→ **WHAT TO PRODUCE**
Read through the entries below and return each line with the word "this".

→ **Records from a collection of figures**
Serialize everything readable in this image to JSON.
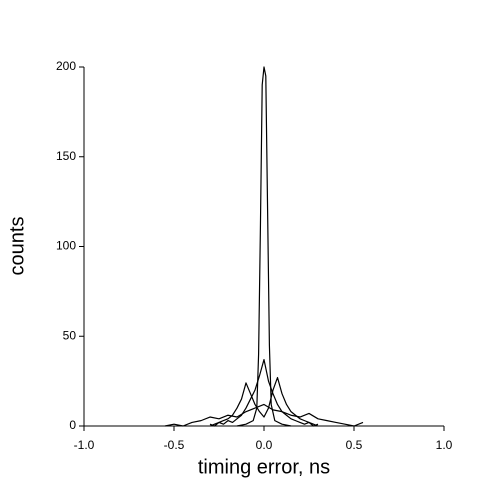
{
  "chart_data": {
    "type": "line",
    "xlabel": "timing error, ns",
    "ylabel": "counts",
    "xlim": [
      -1.0,
      1.0
    ],
    "xticks": [
      {
        "value": -1.0,
        "label": "-1.0"
      },
      {
        "value": -0.5,
        "label": "-0.5"
      },
      {
        "value": 0,
        "label": "0.0"
      },
      {
        "value": 0.5,
        "label": "0.5"
      },
      {
        "value": 1.0,
        "label": "1.0"
      }
    ],
    "ylim": [
      0,
      200
    ],
    "yticks": [
      0,
      50,
      100,
      150,
      200
    ],
    "series": [
      {
        "color": "#000000",
        "x": [
          -0.15,
          -0.1,
          -0.06,
          -0.04,
          -0.03,
          -0.02,
          -0.01,
          0,
          0.01,
          0.02,
          0.03,
          0.04,
          0.06,
          0.1,
          0.15
        ],
        "values": [
          0,
          1,
          3,
          10,
          40,
          110,
          190,
          200,
          195,
          120,
          45,
          12,
          3,
          1,
          0
        ]
      },
      {
        "color": "#000000",
        "x": [
          -0.3,
          -0.275,
          -0.25,
          -0.225,
          -0.2,
          -0.175,
          -0.15,
          -0.125,
          -0.1,
          -0.075,
          -0.05,
          -0.025,
          0,
          0.025,
          0.05,
          0.075,
          0.1,
          0.125,
          0.15,
          0.175,
          0.2,
          0.225,
          0.25,
          0.275,
          0.3
        ],
        "values": [
          1,
          0,
          2,
          1,
          3,
          2,
          4,
          6,
          10,
          15,
          20,
          28,
          37,
          25,
          18,
          12,
          8,
          6,
          4,
          3,
          2,
          1,
          2,
          0,
          1
        ]
      },
      {
        "color": "#000000",
        "x": [
          -0.3,
          -0.275,
          -0.25,
          -0.225,
          -0.2,
          -0.175,
          -0.15,
          -0.125,
          -0.1,
          -0.075,
          -0.05,
          -0.025,
          0,
          0.025,
          0.05,
          0.075,
          0.1,
          0.125,
          0.15,
          0.175,
          0.2,
          0.225,
          0.25,
          0.275,
          0.3
        ],
        "values": [
          0,
          1,
          2,
          3,
          4,
          6,
          10,
          15,
          24,
          18,
          12,
          8,
          5,
          10,
          20,
          27,
          18,
          12,
          8,
          6,
          4,
          3,
          2,
          1,
          0
        ]
      },
      {
        "color": "#000000",
        "x": [
          -0.55,
          -0.5,
          -0.45,
          -0.4,
          -0.35,
          -0.3,
          -0.25,
          -0.2,
          -0.15,
          -0.1,
          -0.05,
          0,
          0.05,
          0.1,
          0.15,
          0.2,
          0.25,
          0.3,
          0.35,
          0.4,
          0.45,
          0.5,
          0.55
        ],
        "values": [
          0,
          1,
          0,
          2,
          3,
          5,
          4,
          6,
          5,
          8,
          10,
          12,
          9,
          8,
          6,
          5,
          7,
          4,
          3,
          2,
          1,
          0,
          2
        ]
      }
    ]
  }
}
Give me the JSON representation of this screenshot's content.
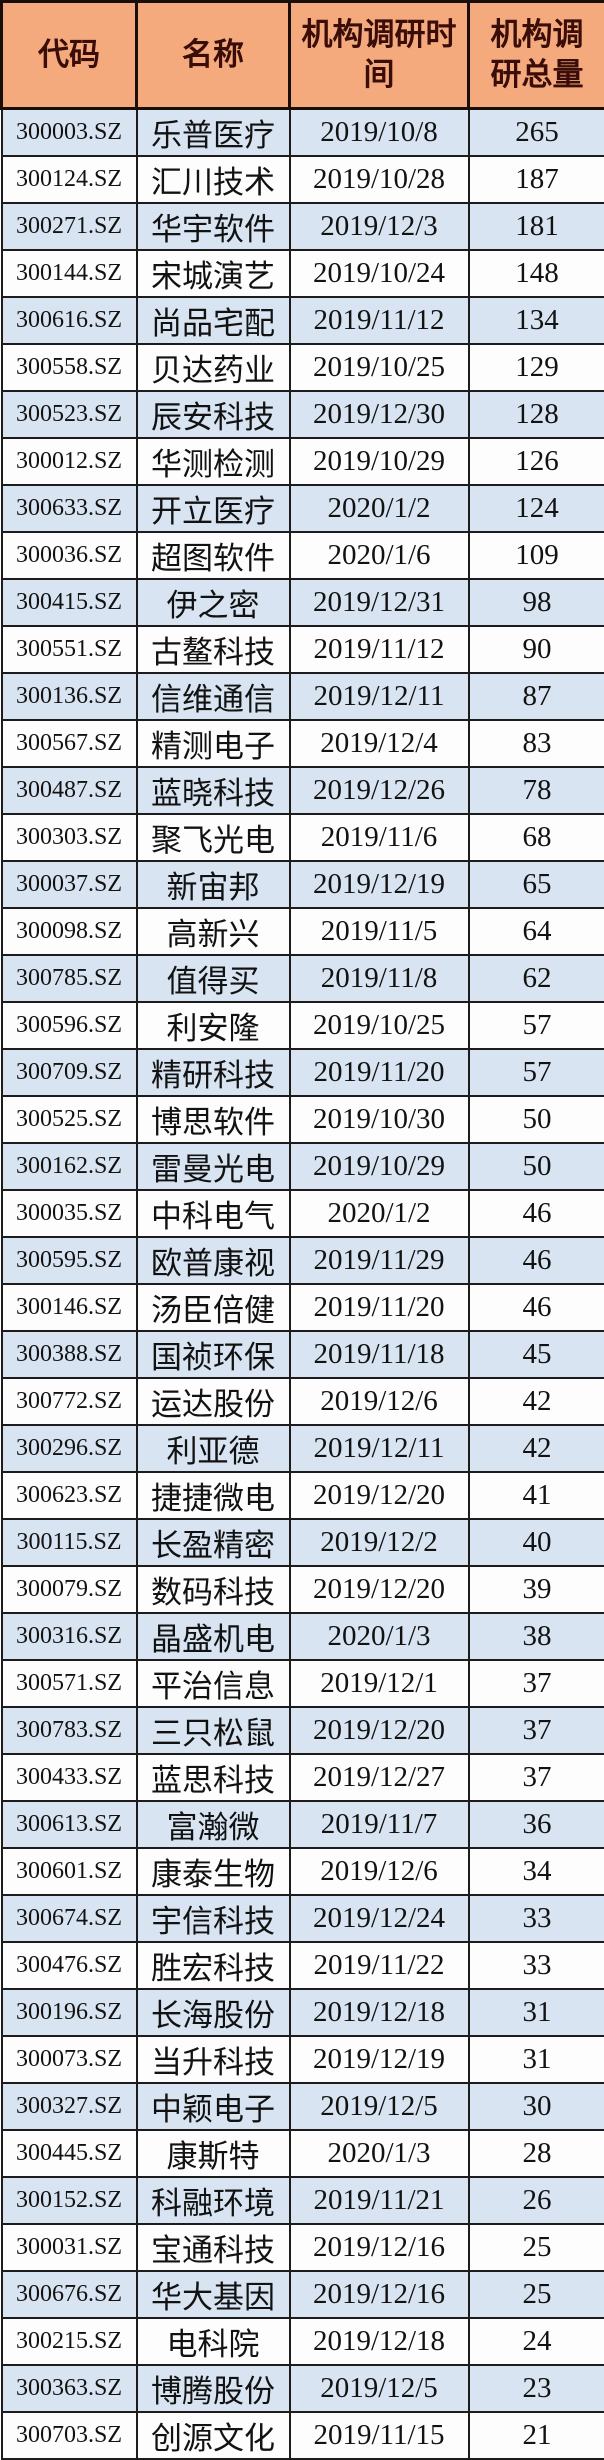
{
  "table": {
    "headers": [
      "代码",
      "名称",
      "机构调研时间",
      "机构调研总量"
    ]
  },
  "colors": {
    "header_bg": "#F4AA7D",
    "header_text": "#3A0D08",
    "row_alt_blue": "#D8E4F1",
    "row_white": "#FDFDFE",
    "grid": "#1C1C1C",
    "data_text": "#121212"
  },
  "chart_data": {
    "type": "table",
    "columns": [
      "代码",
      "名称",
      "机构调研时间",
      "机构调研总量"
    ],
    "rows": [
      [
        "300003.SZ",
        "乐普医疗",
        "2019/10/8",
        265
      ],
      [
        "300124.SZ",
        "汇川技术",
        "2019/10/28",
        187
      ],
      [
        "300271.SZ",
        "华宇软件",
        "2019/12/3",
        181
      ],
      [
        "300144.SZ",
        "宋城演艺",
        "2019/10/24",
        148
      ],
      [
        "300616.SZ",
        "尚品宅配",
        "2019/11/12",
        134
      ],
      [
        "300558.SZ",
        "贝达药业",
        "2019/10/25",
        129
      ],
      [
        "300523.SZ",
        "辰安科技",
        "2019/12/30",
        128
      ],
      [
        "300012.SZ",
        "华测检测",
        "2019/10/29",
        126
      ],
      [
        "300633.SZ",
        "开立医疗",
        "2020/1/2",
        124
      ],
      [
        "300036.SZ",
        "超图软件",
        "2020/1/6",
        109
      ],
      [
        "300415.SZ",
        "伊之密",
        "2019/12/31",
        98
      ],
      [
        "300551.SZ",
        "古鳌科技",
        "2019/11/12",
        90
      ],
      [
        "300136.SZ",
        "信维通信",
        "2019/12/11",
        87
      ],
      [
        "300567.SZ",
        "精测电子",
        "2019/12/4",
        83
      ],
      [
        "300487.SZ",
        "蓝晓科技",
        "2019/12/26",
        78
      ],
      [
        "300303.SZ",
        "聚飞光电",
        "2019/11/6",
        68
      ],
      [
        "300037.SZ",
        "新宙邦",
        "2019/12/19",
        65
      ],
      [
        "300098.SZ",
        "高新兴",
        "2019/11/5",
        64
      ],
      [
        "300785.SZ",
        "值得买",
        "2019/11/8",
        62
      ],
      [
        "300596.SZ",
        "利安隆",
        "2019/10/25",
        57
      ],
      [
        "300709.SZ",
        "精研科技",
        "2019/11/20",
        57
      ],
      [
        "300525.SZ",
        "博思软件",
        "2019/10/30",
        50
      ],
      [
        "300162.SZ",
        "雷曼光电",
        "2019/10/29",
        50
      ],
      [
        "300035.SZ",
        "中科电气",
        "2020/1/2",
        46
      ],
      [
        "300595.SZ",
        "欧普康视",
        "2019/11/29",
        46
      ],
      [
        "300146.SZ",
        "汤臣倍健",
        "2019/11/20",
        46
      ],
      [
        "300388.SZ",
        "国祯环保",
        "2019/11/18",
        45
      ],
      [
        "300772.SZ",
        "运达股份",
        "2019/12/6",
        42
      ],
      [
        "300296.SZ",
        "利亚德",
        "2019/12/11",
        42
      ],
      [
        "300623.SZ",
        "捷捷微电",
        "2019/12/20",
        41
      ],
      [
        "300115.SZ",
        "长盈精密",
        "2019/12/2",
        40
      ],
      [
        "300079.SZ",
        "数码科技",
        "2019/12/20",
        39
      ],
      [
        "300316.SZ",
        "晶盛机电",
        "2020/1/3",
        38
      ],
      [
        "300571.SZ",
        "平治信息",
        "2019/12/1",
        37
      ],
      [
        "300783.SZ",
        "三只松鼠",
        "2019/12/20",
        37
      ],
      [
        "300433.SZ",
        "蓝思科技",
        "2019/12/27",
        37
      ],
      [
        "300613.SZ",
        "富瀚微",
        "2019/11/7",
        36
      ],
      [
        "300601.SZ",
        "康泰生物",
        "2019/12/6",
        34
      ],
      [
        "300674.SZ",
        "宇信科技",
        "2019/12/24",
        33
      ],
      [
        "300476.SZ",
        "胜宏科技",
        "2019/11/22",
        33
      ],
      [
        "300196.SZ",
        "长海股份",
        "2019/12/18",
        31
      ],
      [
        "300073.SZ",
        "当升科技",
        "2019/12/19",
        31
      ],
      [
        "300327.SZ",
        "中颖电子",
        "2019/12/5",
        30
      ],
      [
        "300445.SZ",
        "康斯特",
        "2020/1/3",
        28
      ],
      [
        "300152.SZ",
        "科融环境",
        "2019/11/21",
        26
      ],
      [
        "300031.SZ",
        "宝通科技",
        "2019/12/16",
        25
      ],
      [
        "300676.SZ",
        "华大基因",
        "2019/12/16",
        25
      ],
      [
        "300215.SZ",
        "电科院",
        "2019/12/18",
        24
      ],
      [
        "300363.SZ",
        "博腾股份",
        "2019/12/5",
        23
      ],
      [
        "300703.SZ",
        "创源文化",
        "2019/11/15",
        21
      ]
    ]
  }
}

→ **CORRECT RESPONSE**
Serialize everything readable in this image to JSON.
Give me the JSON representation of this screenshot's content.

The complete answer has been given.